INSTRUCTION: Look through the material below. Copy every line with the string "ylabel" in it.

SOURCE MATERIAL:

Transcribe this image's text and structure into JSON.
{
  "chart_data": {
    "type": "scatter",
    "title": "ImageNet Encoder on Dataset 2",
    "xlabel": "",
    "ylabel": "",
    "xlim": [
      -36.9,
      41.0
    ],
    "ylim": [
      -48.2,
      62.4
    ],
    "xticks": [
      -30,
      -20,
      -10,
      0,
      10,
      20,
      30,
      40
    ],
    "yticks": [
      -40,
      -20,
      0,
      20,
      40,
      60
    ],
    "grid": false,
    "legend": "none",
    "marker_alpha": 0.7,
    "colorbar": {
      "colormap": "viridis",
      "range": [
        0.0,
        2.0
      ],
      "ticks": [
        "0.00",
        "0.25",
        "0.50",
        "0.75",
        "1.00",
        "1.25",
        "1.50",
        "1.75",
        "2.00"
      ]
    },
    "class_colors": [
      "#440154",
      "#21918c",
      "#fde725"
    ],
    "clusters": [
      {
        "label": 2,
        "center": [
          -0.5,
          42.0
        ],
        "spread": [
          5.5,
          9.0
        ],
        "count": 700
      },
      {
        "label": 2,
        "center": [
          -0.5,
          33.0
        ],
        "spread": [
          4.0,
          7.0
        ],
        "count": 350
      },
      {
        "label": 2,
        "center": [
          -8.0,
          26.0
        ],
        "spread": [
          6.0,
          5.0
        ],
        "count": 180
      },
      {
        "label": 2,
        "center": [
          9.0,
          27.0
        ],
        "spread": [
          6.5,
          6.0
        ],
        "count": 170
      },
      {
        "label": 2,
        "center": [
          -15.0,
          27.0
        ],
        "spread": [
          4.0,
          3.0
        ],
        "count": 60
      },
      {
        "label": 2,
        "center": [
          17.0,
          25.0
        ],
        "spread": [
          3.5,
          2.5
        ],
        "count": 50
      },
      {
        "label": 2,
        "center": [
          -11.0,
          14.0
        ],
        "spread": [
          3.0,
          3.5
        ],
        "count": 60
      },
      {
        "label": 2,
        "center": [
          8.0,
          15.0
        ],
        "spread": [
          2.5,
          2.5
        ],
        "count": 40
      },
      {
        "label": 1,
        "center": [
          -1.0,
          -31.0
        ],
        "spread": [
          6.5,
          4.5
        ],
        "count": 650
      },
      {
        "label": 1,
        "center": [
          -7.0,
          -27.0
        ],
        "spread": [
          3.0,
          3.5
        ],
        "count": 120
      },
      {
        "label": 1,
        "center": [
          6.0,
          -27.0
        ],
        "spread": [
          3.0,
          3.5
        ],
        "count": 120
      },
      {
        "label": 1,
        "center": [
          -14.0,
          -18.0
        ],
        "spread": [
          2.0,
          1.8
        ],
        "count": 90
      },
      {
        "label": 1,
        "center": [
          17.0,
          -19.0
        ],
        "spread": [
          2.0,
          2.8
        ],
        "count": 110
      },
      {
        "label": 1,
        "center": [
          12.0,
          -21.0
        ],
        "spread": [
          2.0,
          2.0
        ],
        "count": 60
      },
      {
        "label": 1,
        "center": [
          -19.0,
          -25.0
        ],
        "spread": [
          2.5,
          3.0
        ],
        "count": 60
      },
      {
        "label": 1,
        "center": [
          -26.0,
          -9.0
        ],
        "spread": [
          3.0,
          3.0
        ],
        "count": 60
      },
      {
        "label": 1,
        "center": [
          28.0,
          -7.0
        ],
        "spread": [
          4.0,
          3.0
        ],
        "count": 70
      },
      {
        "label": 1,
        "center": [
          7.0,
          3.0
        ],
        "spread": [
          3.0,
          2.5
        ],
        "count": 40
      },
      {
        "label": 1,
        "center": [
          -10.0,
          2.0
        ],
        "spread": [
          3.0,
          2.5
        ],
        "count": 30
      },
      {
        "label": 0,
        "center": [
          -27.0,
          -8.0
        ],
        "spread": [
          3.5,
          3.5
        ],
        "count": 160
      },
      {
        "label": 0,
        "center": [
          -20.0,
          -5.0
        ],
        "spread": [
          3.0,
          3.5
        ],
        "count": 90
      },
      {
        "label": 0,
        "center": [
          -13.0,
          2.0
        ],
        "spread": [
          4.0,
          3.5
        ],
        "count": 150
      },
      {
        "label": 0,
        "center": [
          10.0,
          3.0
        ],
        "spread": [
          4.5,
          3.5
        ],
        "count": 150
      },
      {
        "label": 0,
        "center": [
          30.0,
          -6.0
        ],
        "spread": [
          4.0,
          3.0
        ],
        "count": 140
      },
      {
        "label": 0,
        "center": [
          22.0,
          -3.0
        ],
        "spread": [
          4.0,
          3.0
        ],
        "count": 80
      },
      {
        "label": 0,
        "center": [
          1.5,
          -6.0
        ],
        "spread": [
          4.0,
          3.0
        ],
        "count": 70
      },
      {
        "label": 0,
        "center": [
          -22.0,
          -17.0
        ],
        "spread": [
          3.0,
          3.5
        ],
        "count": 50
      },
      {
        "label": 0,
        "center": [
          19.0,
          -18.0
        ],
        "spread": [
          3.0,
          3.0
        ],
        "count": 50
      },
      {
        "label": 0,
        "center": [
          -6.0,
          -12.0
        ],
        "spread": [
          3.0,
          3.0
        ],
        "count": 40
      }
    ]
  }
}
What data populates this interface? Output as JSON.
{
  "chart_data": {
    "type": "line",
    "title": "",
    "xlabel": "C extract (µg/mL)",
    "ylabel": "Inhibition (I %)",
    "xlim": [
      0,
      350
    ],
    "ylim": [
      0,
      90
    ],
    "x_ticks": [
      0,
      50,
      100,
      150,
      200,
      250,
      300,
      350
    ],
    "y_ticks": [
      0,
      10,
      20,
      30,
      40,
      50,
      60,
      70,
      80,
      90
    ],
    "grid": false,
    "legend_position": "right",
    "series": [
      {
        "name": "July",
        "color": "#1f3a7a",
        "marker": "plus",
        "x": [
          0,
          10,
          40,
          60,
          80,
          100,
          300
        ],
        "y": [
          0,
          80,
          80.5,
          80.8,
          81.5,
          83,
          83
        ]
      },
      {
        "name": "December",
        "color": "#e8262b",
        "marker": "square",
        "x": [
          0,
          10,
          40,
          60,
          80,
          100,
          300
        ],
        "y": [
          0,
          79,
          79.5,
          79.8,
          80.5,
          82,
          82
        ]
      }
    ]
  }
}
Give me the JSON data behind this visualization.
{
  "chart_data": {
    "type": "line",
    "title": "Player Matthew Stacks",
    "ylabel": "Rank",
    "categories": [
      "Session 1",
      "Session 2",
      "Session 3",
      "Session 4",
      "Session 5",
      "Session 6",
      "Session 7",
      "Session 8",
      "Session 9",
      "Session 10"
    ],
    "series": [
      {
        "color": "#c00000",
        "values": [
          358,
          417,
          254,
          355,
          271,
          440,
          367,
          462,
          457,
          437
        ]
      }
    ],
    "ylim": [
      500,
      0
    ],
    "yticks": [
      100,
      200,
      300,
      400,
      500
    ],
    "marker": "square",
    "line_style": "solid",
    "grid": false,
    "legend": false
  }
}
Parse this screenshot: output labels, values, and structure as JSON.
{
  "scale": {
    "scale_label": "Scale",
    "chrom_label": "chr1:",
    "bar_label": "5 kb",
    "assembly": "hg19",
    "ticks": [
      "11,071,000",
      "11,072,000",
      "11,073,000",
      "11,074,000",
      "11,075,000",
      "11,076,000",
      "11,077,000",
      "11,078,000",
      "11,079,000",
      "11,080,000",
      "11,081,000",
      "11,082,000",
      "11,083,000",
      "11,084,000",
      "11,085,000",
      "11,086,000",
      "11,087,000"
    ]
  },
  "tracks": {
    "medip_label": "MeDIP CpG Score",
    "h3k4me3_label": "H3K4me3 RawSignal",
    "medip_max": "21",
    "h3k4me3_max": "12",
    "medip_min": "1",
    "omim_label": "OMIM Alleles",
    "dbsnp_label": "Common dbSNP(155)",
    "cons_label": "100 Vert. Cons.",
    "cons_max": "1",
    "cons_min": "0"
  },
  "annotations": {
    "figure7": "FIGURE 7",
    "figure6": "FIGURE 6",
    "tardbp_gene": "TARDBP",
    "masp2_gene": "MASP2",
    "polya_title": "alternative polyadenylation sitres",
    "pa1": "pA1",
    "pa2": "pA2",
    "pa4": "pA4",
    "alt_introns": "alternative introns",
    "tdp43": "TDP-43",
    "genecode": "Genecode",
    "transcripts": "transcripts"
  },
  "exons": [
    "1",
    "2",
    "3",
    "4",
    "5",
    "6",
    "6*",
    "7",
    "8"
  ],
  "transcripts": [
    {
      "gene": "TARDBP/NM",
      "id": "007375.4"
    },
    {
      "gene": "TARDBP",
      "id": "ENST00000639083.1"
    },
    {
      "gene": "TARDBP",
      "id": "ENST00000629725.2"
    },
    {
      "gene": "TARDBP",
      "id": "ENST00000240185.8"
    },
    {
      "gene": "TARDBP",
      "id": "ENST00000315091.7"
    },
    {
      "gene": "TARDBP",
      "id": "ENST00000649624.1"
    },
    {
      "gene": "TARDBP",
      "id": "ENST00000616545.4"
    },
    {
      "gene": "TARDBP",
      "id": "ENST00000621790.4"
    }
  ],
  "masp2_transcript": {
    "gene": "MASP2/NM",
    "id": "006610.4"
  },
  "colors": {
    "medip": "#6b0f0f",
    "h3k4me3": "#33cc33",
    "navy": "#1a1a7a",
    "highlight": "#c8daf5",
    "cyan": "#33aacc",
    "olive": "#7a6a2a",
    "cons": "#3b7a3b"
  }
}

OUTPUT OF THE EXERCISE:
    "ylabel": "",
    "ylabel": "Inhibition (I %)",
    "ylabel": "Rank",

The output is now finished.